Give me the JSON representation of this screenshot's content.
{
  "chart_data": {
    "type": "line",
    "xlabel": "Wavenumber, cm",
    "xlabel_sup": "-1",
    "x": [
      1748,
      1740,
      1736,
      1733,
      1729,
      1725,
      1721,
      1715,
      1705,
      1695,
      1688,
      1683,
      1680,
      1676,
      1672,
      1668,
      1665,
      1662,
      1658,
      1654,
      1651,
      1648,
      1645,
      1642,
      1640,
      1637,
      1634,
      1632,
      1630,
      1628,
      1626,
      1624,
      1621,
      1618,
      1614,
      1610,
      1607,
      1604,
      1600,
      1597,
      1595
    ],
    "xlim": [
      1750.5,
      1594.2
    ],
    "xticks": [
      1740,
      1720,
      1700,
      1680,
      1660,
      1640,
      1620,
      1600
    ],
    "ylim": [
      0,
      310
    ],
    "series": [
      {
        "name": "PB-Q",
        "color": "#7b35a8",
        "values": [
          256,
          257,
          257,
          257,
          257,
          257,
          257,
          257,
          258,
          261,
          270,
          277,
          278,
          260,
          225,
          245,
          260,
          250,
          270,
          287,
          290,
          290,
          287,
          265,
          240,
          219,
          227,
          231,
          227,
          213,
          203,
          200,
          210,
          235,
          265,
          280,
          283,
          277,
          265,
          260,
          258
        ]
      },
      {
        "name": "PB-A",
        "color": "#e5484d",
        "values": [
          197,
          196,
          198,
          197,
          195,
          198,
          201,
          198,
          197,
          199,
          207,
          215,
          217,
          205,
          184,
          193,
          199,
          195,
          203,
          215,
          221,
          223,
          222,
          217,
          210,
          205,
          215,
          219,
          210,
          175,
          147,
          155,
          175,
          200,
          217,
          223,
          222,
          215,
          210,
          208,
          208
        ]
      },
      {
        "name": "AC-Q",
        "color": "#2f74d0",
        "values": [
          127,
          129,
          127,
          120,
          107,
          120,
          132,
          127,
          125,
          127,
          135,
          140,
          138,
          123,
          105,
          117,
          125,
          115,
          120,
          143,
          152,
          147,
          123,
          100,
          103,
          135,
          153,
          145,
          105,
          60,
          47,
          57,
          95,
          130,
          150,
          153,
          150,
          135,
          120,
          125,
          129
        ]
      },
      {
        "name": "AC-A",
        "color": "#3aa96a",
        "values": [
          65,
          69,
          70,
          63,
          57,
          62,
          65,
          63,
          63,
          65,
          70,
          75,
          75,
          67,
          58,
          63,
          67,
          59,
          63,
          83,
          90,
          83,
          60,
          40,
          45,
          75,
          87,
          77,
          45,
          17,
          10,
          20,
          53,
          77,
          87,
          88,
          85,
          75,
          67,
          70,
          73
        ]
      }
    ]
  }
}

Goal: Give back the whole listing exactly as it reads.

Task output:
Give me the JSON representation of this screenshot's content.
{
  "chart_data": {
    "type": "line",
    "xlabel": "Wavenumber, cm",
    "xlabel_sup": "-1",
    "x": [
      1748,
      1740,
      1736,
      1733,
      1729,
      1725,
      1721,
      1715,
      1705,
      1695,
      1688,
      1683,
      1680,
      1676,
      1672,
      1668,
      1665,
      1662,
      1658,
      1654,
      1651,
      1648,
      1645,
      1642,
      1640,
      1637,
      1634,
      1632,
      1630,
      1628,
      1626,
      1624,
      1621,
      1618,
      1614,
      1610,
      1607,
      1604,
      1600,
      1597,
      1595
    ],
    "xlim": [
      1750.5,
      1594.2
    ],
    "xticks": [
      1740,
      1720,
      1700,
      1680,
      1660,
      1640,
      1620,
      1600
    ],
    "ylim": [
      0,
      310
    ],
    "series": [
      {
        "name": "PB-Q",
        "color": "#7b35a8",
        "values": [
          256,
          257,
          257,
          257,
          257,
          257,
          257,
          257,
          258,
          261,
          270,
          277,
          278,
          260,
          225,
          245,
          260,
          250,
          270,
          287,
          290,
          290,
          287,
          265,
          240,
          219,
          227,
          231,
          227,
          213,
          203,
          200,
          210,
          235,
          265,
          280,
          283,
          277,
          265,
          260,
          258
        ]
      },
      {
        "name": "PB-A",
        "color": "#e5484d",
        "values": [
          197,
          196,
          198,
          197,
          195,
          198,
          201,
          198,
          197,
          199,
          207,
          215,
          217,
          205,
          184,
          193,
          199,
          195,
          203,
          215,
          221,
          223,
          222,
          217,
          210,
          205,
          215,
          219,
          210,
          175,
          147,
          155,
          175,
          200,
          217,
          223,
          222,
          215,
          210,
          208,
          208
        ]
      },
      {
        "name": "AC-Q",
        "color": "#2f74d0",
        "values": [
          127,
          129,
          127,
          120,
          107,
          120,
          132,
          127,
          125,
          127,
          135,
          140,
          138,
          123,
          105,
          117,
          125,
          115,
          120,
          143,
          152,
          147,
          123,
          100,
          103,
          135,
          153,
          145,
          105,
          60,
          47,
          57,
          95,
          130,
          150,
          153,
          150,
          135,
          120,
          125,
          129
        ]
      },
      {
        "name": "AC-A",
        "color": "#3aa96a",
        "values": [
          65,
          69,
          70,
          63,
          57,
          62,
          65,
          63,
          63,
          65,
          70,
          75,
          75,
          67,
          58,
          63,
          67,
          59,
          63,
          83,
          90,
          83,
          60,
          40,
          45,
          75,
          87,
          77,
          45,
          17,
          10,
          20,
          53,
          77,
          87,
          88,
          85,
          75,
          67,
          70,
          73
        ]
      }
    ]
  }
}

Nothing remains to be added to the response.